_TASK_
Where a line in the listing contains the string "https", copy that line out.

_Data records_
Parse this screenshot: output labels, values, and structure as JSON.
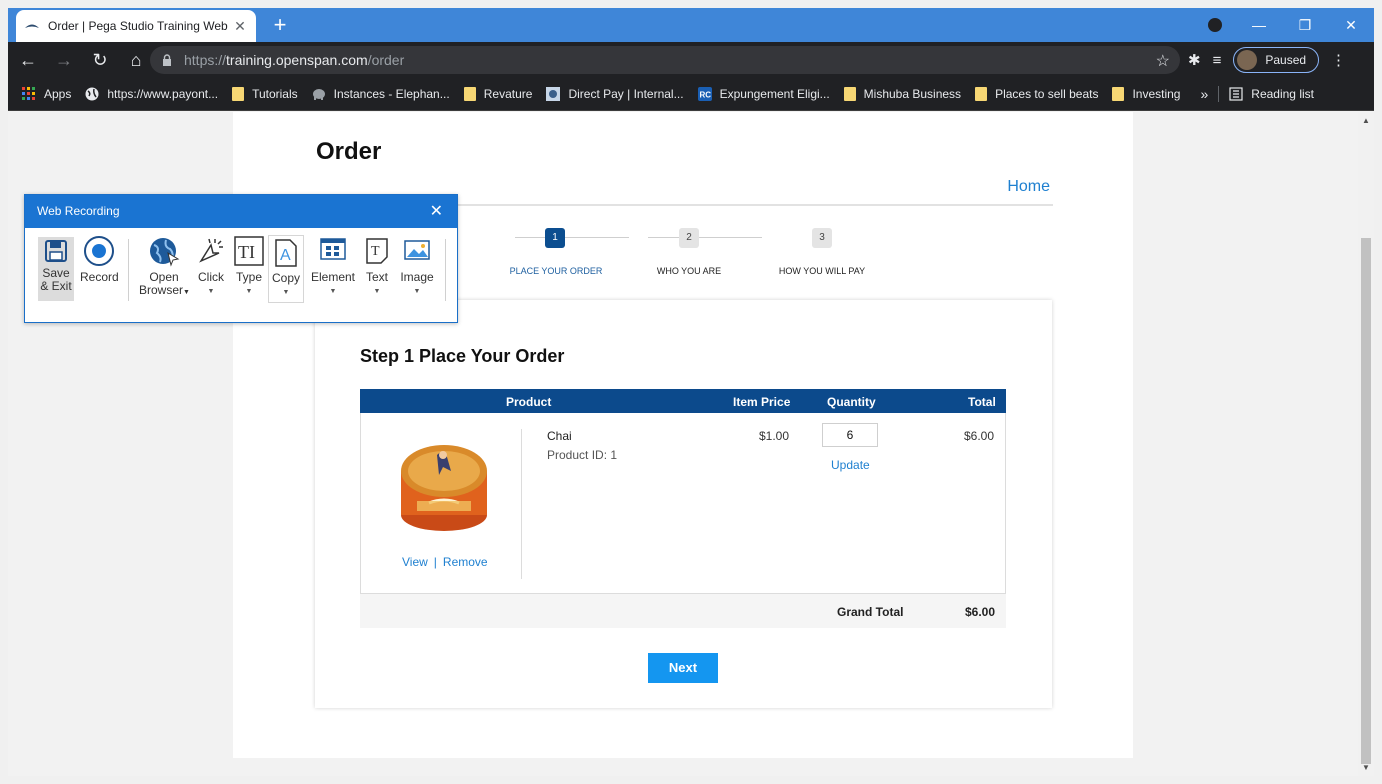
{
  "browser": {
    "tab_title": "Order | Pega Studio Training Web",
    "url_prefix": "https://",
    "url_domain": "training.openspan.com",
    "url_path": "/order",
    "profile_label": "Paused",
    "bookmarks": [
      {
        "label": "Apps",
        "icon": "apps-grid-icon"
      },
      {
        "label": "https://www.payont...",
        "icon": "globe-icon"
      },
      {
        "label": "Tutorials",
        "icon": "folder-icon"
      },
      {
        "label": "Instances - Elephan...",
        "icon": "elephant-icon"
      },
      {
        "label": "Revature",
        "icon": "folder-icon"
      },
      {
        "label": "Direct Pay | Internal...",
        "icon": "irs-icon"
      },
      {
        "label": "Expungement Eligi...",
        "icon": "rc-icon"
      },
      {
        "label": "Mishuba Business",
        "icon": "folder-icon"
      },
      {
        "label": "Places to sell beats",
        "icon": "folder-icon"
      },
      {
        "label": "Investing",
        "icon": "folder-icon"
      }
    ],
    "reading_list": "Reading list",
    "more_bookmarks": "»"
  },
  "page": {
    "title": "Order",
    "home_link": "Home",
    "steps": [
      {
        "number": "1",
        "label": "PLACE YOUR ORDER",
        "active": true
      },
      {
        "number": "2",
        "label": "WHO YOU ARE",
        "active": false
      },
      {
        "number": "3",
        "label": "HOW YOU WILL PAY",
        "active": false
      }
    ],
    "card_title": "Step 1 Place Your Order",
    "table": {
      "headers": {
        "product": "Product",
        "item_price": "Item Price",
        "quantity": "Quantity",
        "total": "Total"
      },
      "row": {
        "name": "Chai",
        "product_id": "Product ID: 1",
        "price": "$1.00",
        "quantity": "6",
        "update": "Update",
        "total": "$6.00",
        "view": "View",
        "separator": "|",
        "remove": "Remove"
      },
      "grand_total_label": "Grand Total",
      "grand_total_value": "$6.00"
    },
    "next_button": "Next"
  },
  "recorder": {
    "title": "Web Recording",
    "buttons": {
      "save_line1": "Save",
      "save_line2": "& Exit",
      "record": "Record",
      "open_line1": "Open",
      "open_line2": "Browser",
      "click": "Click",
      "type": "Type",
      "copy": "Copy",
      "element": "Element",
      "text": "Text",
      "image": "Image"
    }
  },
  "colors": {
    "tabbar": "#3f86d8",
    "chrome_dark": "#202124",
    "table_header": "#0c4a8c",
    "next_button": "#1496f0",
    "link": "#1f80d0",
    "recorder_header": "#1a74d2"
  }
}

_ANSWER FOR THIS EXERCISE_
    "url_prefix": "https://",
        "label": "https://www.payont...",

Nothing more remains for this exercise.